## EXERCISE TASK
Extract the data exactly, missing nothing.

## INFORMATION GIVEN

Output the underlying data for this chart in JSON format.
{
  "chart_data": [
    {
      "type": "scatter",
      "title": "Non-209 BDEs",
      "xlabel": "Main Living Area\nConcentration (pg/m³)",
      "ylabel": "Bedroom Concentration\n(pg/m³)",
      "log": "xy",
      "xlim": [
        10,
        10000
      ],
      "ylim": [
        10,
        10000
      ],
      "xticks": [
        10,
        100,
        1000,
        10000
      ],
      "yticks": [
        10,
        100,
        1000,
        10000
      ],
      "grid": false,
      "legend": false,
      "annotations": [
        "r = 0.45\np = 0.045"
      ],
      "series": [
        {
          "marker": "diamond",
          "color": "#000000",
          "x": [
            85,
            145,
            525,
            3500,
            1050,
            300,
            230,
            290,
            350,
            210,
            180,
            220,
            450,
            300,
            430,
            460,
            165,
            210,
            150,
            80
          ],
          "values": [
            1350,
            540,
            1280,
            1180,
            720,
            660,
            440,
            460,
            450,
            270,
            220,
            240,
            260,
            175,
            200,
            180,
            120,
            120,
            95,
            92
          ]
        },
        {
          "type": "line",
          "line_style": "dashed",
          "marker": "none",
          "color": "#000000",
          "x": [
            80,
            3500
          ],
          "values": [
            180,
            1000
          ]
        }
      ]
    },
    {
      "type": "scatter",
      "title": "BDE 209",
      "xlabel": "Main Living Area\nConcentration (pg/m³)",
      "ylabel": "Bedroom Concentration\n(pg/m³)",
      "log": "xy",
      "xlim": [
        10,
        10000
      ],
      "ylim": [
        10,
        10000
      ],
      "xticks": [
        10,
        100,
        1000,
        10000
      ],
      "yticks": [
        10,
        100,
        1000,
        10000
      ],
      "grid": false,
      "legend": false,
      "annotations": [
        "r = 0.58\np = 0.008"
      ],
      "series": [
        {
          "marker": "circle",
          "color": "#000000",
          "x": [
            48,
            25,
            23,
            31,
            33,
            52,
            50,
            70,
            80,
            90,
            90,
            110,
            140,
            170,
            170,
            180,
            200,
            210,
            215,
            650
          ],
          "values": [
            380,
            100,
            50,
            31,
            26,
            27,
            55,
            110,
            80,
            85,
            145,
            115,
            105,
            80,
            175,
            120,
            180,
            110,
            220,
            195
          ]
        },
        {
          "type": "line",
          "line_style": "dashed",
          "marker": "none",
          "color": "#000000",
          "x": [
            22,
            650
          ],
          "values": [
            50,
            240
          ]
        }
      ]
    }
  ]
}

## RESULT BELOW
Output the underlying data for this chart in JSON format.
{
  "chart_data": [
    {
      "type": "scatter",
      "title": "Non-209 BDEs",
      "xlabel": "Main Living Area\nConcentration (pg/m³)",
      "ylabel": "Bedroom Concentration\n(pg/m³)",
      "log": "xy",
      "xlim": [
        10,
        10000
      ],
      "ylim": [
        10,
        10000
      ],
      "xticks": [
        10,
        100,
        1000,
        10000
      ],
      "yticks": [
        10,
        100,
        1000,
        10000
      ],
      "grid": false,
      "legend": false,
      "annotations": [
        "r = 0.45\np = 0.045"
      ],
      "series": [
        {
          "marker": "diamond",
          "color": "#000000",
          "x": [
            85,
            145,
            525,
            3500,
            1050,
            300,
            230,
            290,
            350,
            210,
            180,
            220,
            450,
            300,
            430,
            460,
            165,
            210,
            150,
            80
          ],
          "values": [
            1350,
            540,
            1280,
            1180,
            720,
            660,
            440,
            460,
            450,
            270,
            220,
            240,
            260,
            175,
            200,
            180,
            120,
            120,
            95,
            92
          ]
        },
        {
          "type": "line",
          "line_style": "dashed",
          "marker": "none",
          "color": "#000000",
          "x": [
            80,
            3500
          ],
          "values": [
            180,
            1000
          ]
        }
      ]
    },
    {
      "type": "scatter",
      "title": "BDE 209",
      "xlabel": "Main Living Area\nConcentration (pg/m³)",
      "ylabel": "Bedroom Concentration\n(pg/m³)",
      "log": "xy",
      "xlim": [
        10,
        10000
      ],
      "ylim": [
        10,
        10000
      ],
      "xticks": [
        10,
        100,
        1000,
        10000
      ],
      "yticks": [
        10,
        100,
        1000,
        10000
      ],
      "grid": false,
      "legend": false,
      "annotations": [
        "r = 0.58\np = 0.008"
      ],
      "series": [
        {
          "marker": "circle",
          "color": "#000000",
          "x": [
            48,
            25,
            23,
            31,
            33,
            52,
            50,
            70,
            80,
            90,
            90,
            110,
            140,
            170,
            170,
            180,
            200,
            210,
            215,
            650
          ],
          "values": [
            380,
            100,
            50,
            31,
            26,
            27,
            55,
            110,
            80,
            85,
            145,
            115,
            105,
            80,
            175,
            120,
            180,
            110,
            220,
            195
          ]
        },
        {
          "type": "line",
          "line_style": "dashed",
          "marker": "none",
          "color": "#000000",
          "x": [
            22,
            650
          ],
          "values": [
            50,
            240
          ]
        }
      ]
    }
  ]
}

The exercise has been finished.